>>>>>
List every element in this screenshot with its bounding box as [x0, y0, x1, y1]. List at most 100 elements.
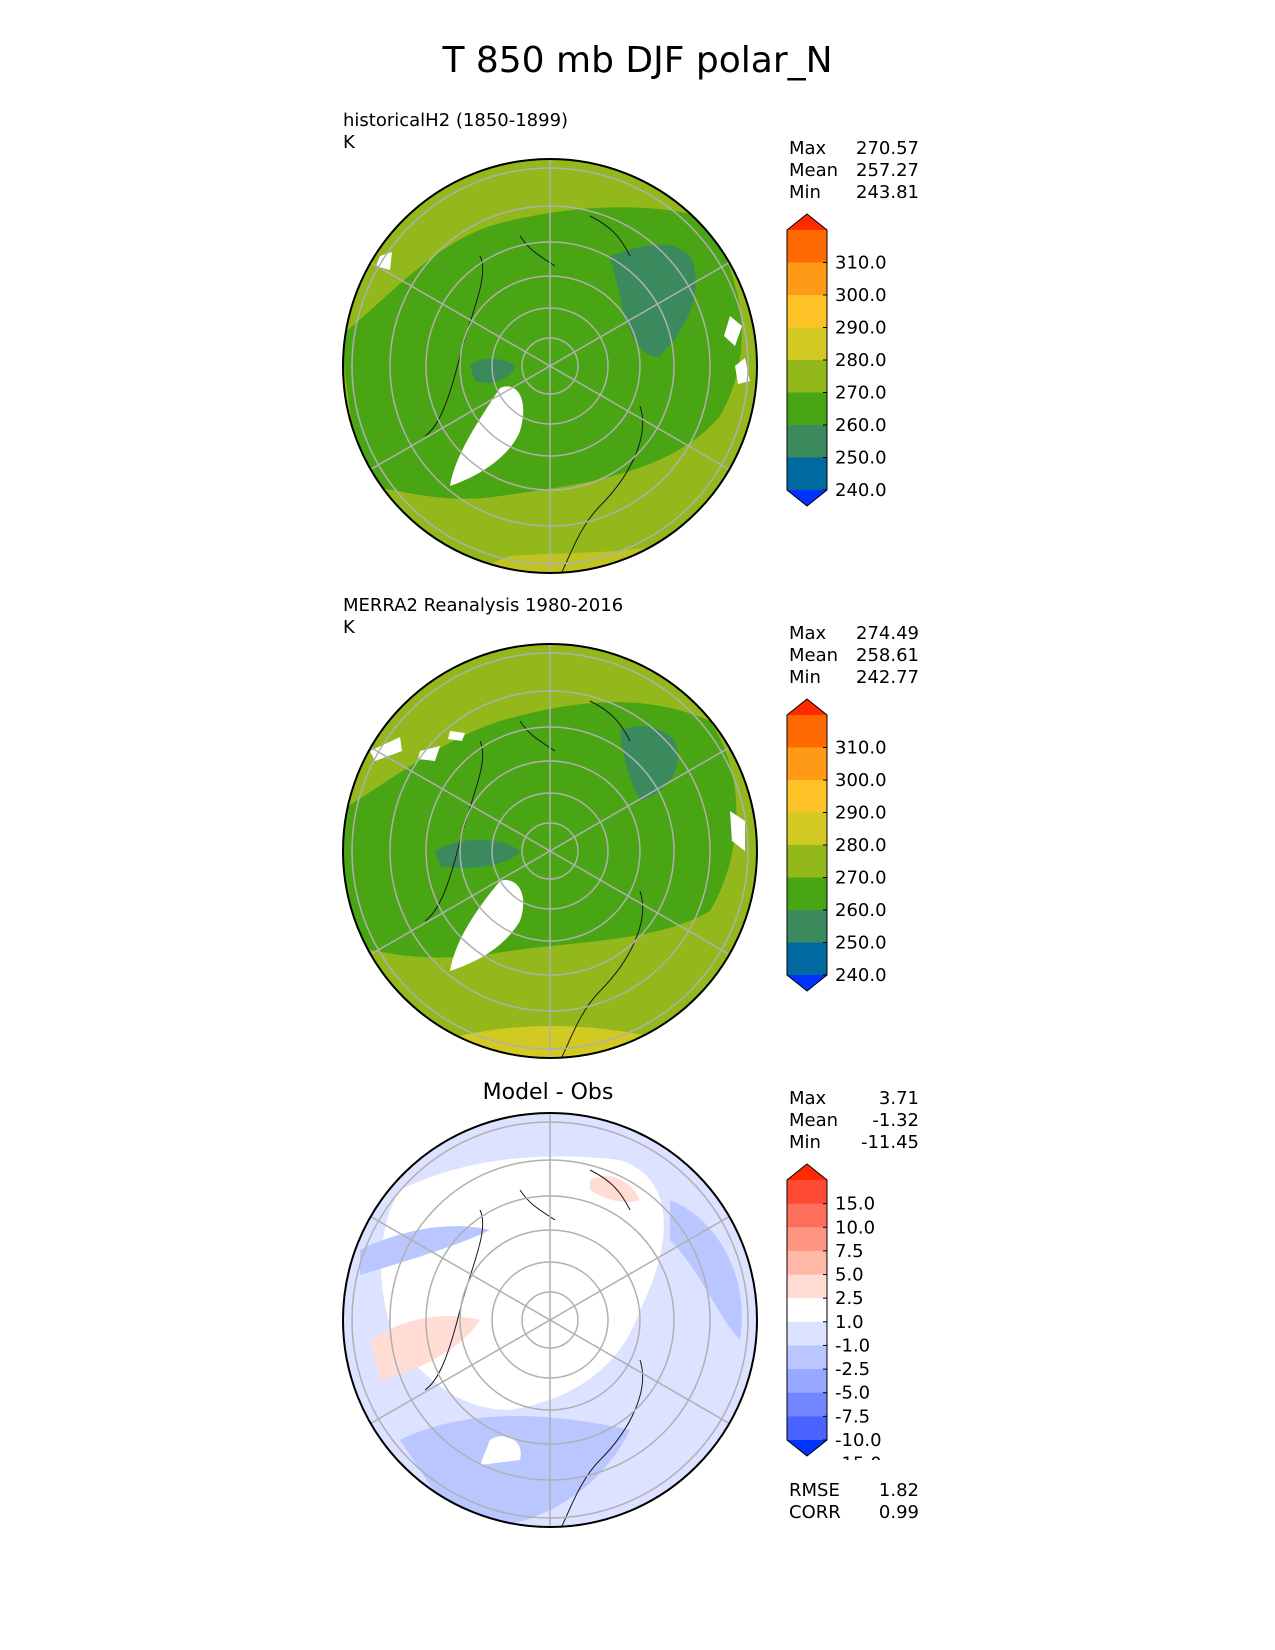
colorbar-swatch — [787, 1440, 827, 1456]
rmse-value: 1.82 — [878, 1480, 919, 1501]
polar-map-obs — [342, 643, 758, 1059]
colorbar-swatch — [787, 1392, 827, 1417]
colorbar-swatch — [787, 747, 827, 781]
colorbar-swatch — [787, 1164, 827, 1180]
colorbar-tick-label: -10.0 — [835, 1430, 882, 1451]
colorbar-tick-label: 10.0 — [835, 1217, 875, 1238]
stat-mean-label: Mean — [789, 645, 839, 666]
colorbar-tick-label: 300.0 — [835, 770, 887, 791]
panel-title: Model - Obs — [482, 1080, 614, 1105]
colorbar-swatch — [787, 1345, 827, 1370]
colorbar-swatch — [787, 812, 827, 846]
colorbar-tick-label: 300.0 — [835, 285, 887, 306]
corr-label: CORR — [789, 1502, 841, 1523]
panel-title: MERRA2 Reanalysis 1980-2016 K — [343, 595, 623, 639]
panel-stats: Max 3.71 Mean -1.32 Min -11.45 — [789, 1088, 919, 1154]
colorbar-labels: 310.0 300.0 290.0 280.0 270.0 260.0 250.0 240.0… — [823, 253, 887, 501]
colorbar-tick-label: 5.0 — [835, 1265, 864, 1286]
colorbar-tick-label: 270.0 — [835, 868, 887, 889]
colorbar-tick-label: 310.0 — [835, 738, 887, 759]
colorbar-swatches — [786, 1163, 828, 1457]
colorbar-swatch — [787, 1227, 827, 1252]
colorbar-tick-label: -15.0 — [835, 1454, 882, 1460]
colorbar-swatch — [787, 699, 827, 715]
stat-mean-label: Mean — [789, 160, 839, 181]
colorbar-tick-label: 240.0 — [835, 965, 887, 986]
colorbar-swatches — [786, 213, 828, 507]
colorbar-swatch — [787, 1274, 827, 1299]
colorbar-tick-label: 290.0 — [835, 318, 887, 339]
colorbar-swatch — [787, 910, 827, 943]
stat-mean-value: 257.27 — [856, 160, 919, 181]
stat-mean-value: -1.32 — [872, 1110, 919, 1131]
colorbar-swatch — [787, 457, 827, 491]
colorbar-swatch — [787, 392, 827, 426]
colorbar-swatches — [786, 698, 828, 992]
colorbar-absolute: 310.0 300.0 290.0 280.0 270.0 260.0 250.0 240.0… — [786, 698, 887, 992]
colorbar-swatch — [787, 877, 827, 911]
colorbar-tick-label: -7.5 — [835, 1406, 870, 1427]
stat-mean-label: Mean — [789, 1110, 839, 1131]
colorbar-labels: 310.0 300.0 290.0 280.0 270.0 260.0 250.0 240.0… — [823, 738, 887, 986]
colorbar-tick-label: 290.0 — [835, 803, 887, 824]
stat-max-value: 270.57 — [856, 138, 919, 159]
colorbar-swatch — [787, 1180, 827, 1205]
stat-min-label: Min — [789, 667, 821, 688]
colorbar-labels: 15.010.0 7.5 5.02.5 1.0-1.0 -2.5 -5.0-7.5 -10.… — [823, 1194, 882, 1460]
colorbar-swatch — [787, 1298, 827, 1323]
metrics: RMSE 1.82 CORR 0.99 — [789, 1480, 919, 1524]
stat-min-label: Min — [789, 182, 821, 203]
stat-max-label: Max — [789, 623, 827, 644]
colorbar-swatch — [787, 214, 827, 230]
colorbar-tick-label: 250.0 — [835, 933, 887, 954]
stat-mean-value: 258.61 — [856, 645, 919, 666]
stat-min-label: Min — [789, 1132, 821, 1153]
colorbar-swatch — [787, 262, 827, 296]
colorbar-tick-label: 280.0 — [835, 835, 887, 856]
stat-max-label: Max — [789, 138, 827, 159]
stat-max-value: 3.71 — [878, 1088, 919, 1109]
stat-min-value: -11.45 — [860, 1132, 919, 1153]
colorbar-tick-label: 280.0 — [835, 350, 887, 371]
panel-stats: Max 270.57 Mean 257.27 Min 243.81 — [789, 138, 919, 204]
colorbar-tick-label: 1.0 — [835, 1312, 864, 1333]
colorbar-swatch — [787, 230, 827, 263]
polar-map-model — [342, 158, 758, 574]
figure-title: T 850 mb DJF polar_N — [442, 40, 833, 81]
panel-title-units: K — [343, 617, 355, 638]
colorbar-swatch — [787, 975, 827, 991]
colorbar-tick-label: 240.0 — [835, 480, 887, 501]
stat-max-label: Max — [789, 1088, 827, 1109]
colorbar-tick-label: 270.0 — [835, 383, 887, 404]
panel-title-run: historicalH2 (1850-1899) — [343, 110, 569, 131]
colorbar-absolute: 310.0 300.0 290.0 280.0 270.0 260.0 250.0 240.0… — [786, 213, 887, 507]
colorbar-swatch — [787, 360, 827, 393]
colorbar-tick-label: -2.5 — [835, 1359, 870, 1380]
corr-value: 0.99 — [878, 1502, 919, 1523]
colorbar-tick-label: 310.0 — [835, 253, 887, 274]
panel-title-run: MERRA2 Reanalysis 1980-2016 — [343, 595, 624, 616]
panel-stats: Max 274.49 Mean 258.61 Min 242.77 — [789, 623, 919, 689]
colorbar-swatch — [787, 327, 827, 361]
colorbar-swatch — [787, 295, 827, 328]
colorbar-swatch — [787, 780, 827, 813]
panel-obs: MERRA2 Reanalysis 1980-2016 K Max 274.49 … — [0, 595, 1275, 1075]
colorbar-tick-label: 2.5 — [835, 1288, 864, 1309]
colorbar-swatch — [787, 715, 827, 748]
colorbar-swatch — [787, 845, 827, 878]
colorbar-swatch — [787, 490, 827, 506]
colorbar-swatch — [787, 1369, 827, 1394]
colorbar-tick-label: -1.0 — [835, 1335, 870, 1356]
stat-max-value: 274.49 — [856, 623, 919, 644]
panel-diff: Model - Obs Max 3.71 Mean -1.32 Min -11.45 — [0, 1080, 1275, 1560]
colorbar-tick-label: 7.5 — [835, 1241, 864, 1262]
colorbar-swatch — [787, 1250, 827, 1276]
colorbar-tick-label: 260.0 — [835, 900, 887, 921]
panel-title-units: K — [343, 132, 355, 153]
colorbar-tick-label: -5.0 — [835, 1383, 870, 1404]
colorbar-swatch — [787, 1416, 827, 1441]
colorbar-swatch — [787, 1203, 827, 1228]
colorbar-swatch — [787, 1321, 827, 1346]
stat-min-value: 242.77 — [856, 667, 919, 688]
rmse-label: RMSE — [789, 1480, 840, 1501]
<<<<<
Task requirements:
Output every row above unchanged, leaving out the pictures.

Answer for this exercise:
List every element in this screenshot with its bounding box as [x0, y0, x1, y1]. List at most 100 elements.
colorbar-swatch — [787, 1440, 827, 1456]
rmse-value: 1.82 — [878, 1480, 919, 1501]
polar-map-obs — [342, 643, 758, 1059]
colorbar-swatch — [787, 1392, 827, 1417]
colorbar-swatch — [787, 747, 827, 781]
colorbar-swatch — [787, 1164, 827, 1180]
colorbar-tick-label: -10.0 — [835, 1430, 882, 1451]
colorbar-tick-label: 10.0 — [835, 1217, 875, 1238]
stat-mean-label: Mean — [789, 645, 839, 666]
colorbar-tick-label: 300.0 — [835, 770, 887, 791]
panel-title: Model - Obs — [482, 1080, 614, 1105]
colorbar-swatch — [787, 1345, 827, 1370]
colorbar-swatch — [787, 812, 827, 846]
colorbar-tick-label: 300.0 — [835, 285, 887, 306]
corr-label: CORR — [789, 1502, 841, 1523]
panel-title: MERRA2 Reanalysis 1980-2016 K — [343, 595, 623, 639]
panel-stats: Max 3.71 Mean -1.32 Min -11.45 — [789, 1088, 919, 1154]
colorbar-labels: 310.0 300.0 290.0 280.0 270.0 260.0 250.0 240.0… — [823, 253, 887, 501]
colorbar-tick-label: 5.0 — [835, 1265, 864, 1286]
colorbar-tick-label: 270.0 — [835, 868, 887, 889]
colorbar-tick-label: 310.0 — [835, 738, 887, 759]
colorbar-swatches — [786, 1163, 828, 1457]
colorbar-swatch — [787, 1227, 827, 1252]
colorbar-tick-label: -15.0 — [835, 1454, 882, 1460]
colorbar-swatch — [787, 699, 827, 715]
stat-mean-label: Mean — [789, 160, 839, 181]
colorbar-tick-label: 240.0 — [835, 965, 887, 986]
colorbar-swatches — [786, 213, 828, 507]
colorbar-swatch — [787, 1274, 827, 1299]
colorbar-tick-label: 290.0 — [835, 318, 887, 339]
colorbar-swatch — [787, 910, 827, 943]
stat-mean-value: 257.27 — [856, 160, 919, 181]
stat-mean-value: -1.32 — [872, 1110, 919, 1131]
colorbar-swatch — [787, 457, 827, 491]
colorbar-swatch — [787, 392, 827, 426]
colorbar-swatches — [786, 698, 828, 992]
colorbar-absolute: 310.0 300.0 290.0 280.0 270.0 260.0 250.0 240.0… — [786, 698, 887, 992]
colorbar-swatch — [787, 877, 827, 911]
colorbar-tick-label: -7.5 — [835, 1406, 870, 1427]
stat-mean-label: Mean — [789, 1110, 839, 1131]
colorbar-labels: 310.0 300.0 290.0 280.0 270.0 260.0 250.0 240.0… — [823, 738, 887, 986]
colorbar-tick-label: 290.0 — [835, 803, 887, 824]
stat-max-value: 270.57 — [856, 138, 919, 159]
colorbar-swatch — [787, 1180, 827, 1205]
stat-min-label: Min — [789, 667, 821, 688]
colorbar-labels: 15.010.0 7.5 5.02.5 1.0-1.0 -2.5 -5.0-7.5 -10.… — [823, 1194, 882, 1460]
colorbar-swatch — [787, 1298, 827, 1323]
metrics: RMSE 1.82 CORR 0.99 — [789, 1480, 919, 1524]
stat-min-label: Min — [789, 182, 821, 203]
stat-max-label: Max — [789, 623, 827, 644]
colorbar-swatch — [787, 214, 827, 230]
colorbar-tick-label: 250.0 — [835, 933, 887, 954]
stat-mean-value: 258.61 — [856, 645, 919, 666]
stat-min-label: Min — [789, 1132, 821, 1153]
colorbar-swatch — [787, 262, 827, 296]
colorbar-tick-label: 280.0 — [835, 835, 887, 856]
stat-max-label: Max — [789, 138, 827, 159]
stat-max-value: 3.71 — [878, 1088, 919, 1109]
stat-min-value: -11.45 — [860, 1132, 919, 1153]
colorbar-tick-label: 280.0 — [835, 350, 887, 371]
panel-stats: Max 270.57 Mean 257.27 Min 243.81 — [789, 138, 919, 204]
colorbar-tick-label: 1.0 — [835, 1312, 864, 1333]
colorbar-swatch — [787, 230, 827, 263]
polar-map-model — [342, 158, 758, 574]
figure-title: T 850 mb DJF polar_N — [442, 40, 833, 81]
panel-title-units: K — [343, 617, 355, 638]
colorbar-swatch — [787, 975, 827, 991]
colorbar-tick-label: 240.0 — [835, 480, 887, 501]
stat-max-label: Max — [789, 1088, 827, 1109]
colorbar-tick-label: 270.0 — [835, 383, 887, 404]
panel-title-run: historicalH2 (1850-1899) — [343, 110, 569, 131]
colorbar-absolute: 310.0 300.0 290.0 280.0 270.0 260.0 250.0 240.0… — [786, 213, 887, 507]
colorbar-swatch — [787, 360, 827, 393]
colorbar-tick-label: -2.5 — [835, 1359, 870, 1380]
corr-value: 0.99 — [878, 1502, 919, 1523]
colorbar-tick-label: 310.0 — [835, 253, 887, 274]
panel-title-run: MERRA2 Reanalysis 1980-2016 — [343, 595, 624, 616]
panel-stats: Max 274.49 Mean 258.61 Min 242.77 — [789, 623, 919, 689]
colorbar-swatch — [787, 327, 827, 361]
colorbar-swatch — [787, 295, 827, 328]
colorbar-swatch — [787, 780, 827, 813]
panel-obs: MERRA2 Reanalysis 1980-2016 K Max 274.49 … — [0, 595, 1275, 1075]
colorbar-tick-label: 2.5 — [835, 1288, 864, 1309]
colorbar-swatch — [787, 715, 827, 748]
colorbar-swatch — [787, 845, 827, 878]
colorbar-swatch — [787, 490, 827, 506]
colorbar-swatch — [787, 1369, 827, 1394]
colorbar-tick-label: -1.0 — [835, 1335, 870, 1356]
stat-max-value: 274.49 — [856, 623, 919, 644]
panel-diff: Model - Obs Max 3.71 Mean -1.32 Min -11.45 — [0, 1080, 1275, 1560]
colorbar-tick-label: 7.5 — [835, 1241, 864, 1262]
colorbar-swatch — [787, 1250, 827, 1276]
colorbar-tick-label: 260.0 — [835, 900, 887, 921]
panel-title-units: K — [343, 132, 355, 153]
colorbar-tick-label: -5.0 — [835, 1383, 870, 1404]
colorbar-swatch — [787, 1416, 827, 1441]
colorbar-swatch — [787, 1203, 827, 1228]
colorbar-swatch — [787, 1321, 827, 1346]
stat-min-value: 242.77 — [856, 667, 919, 688]
rmse-label: RMSE — [789, 1480, 840, 1501]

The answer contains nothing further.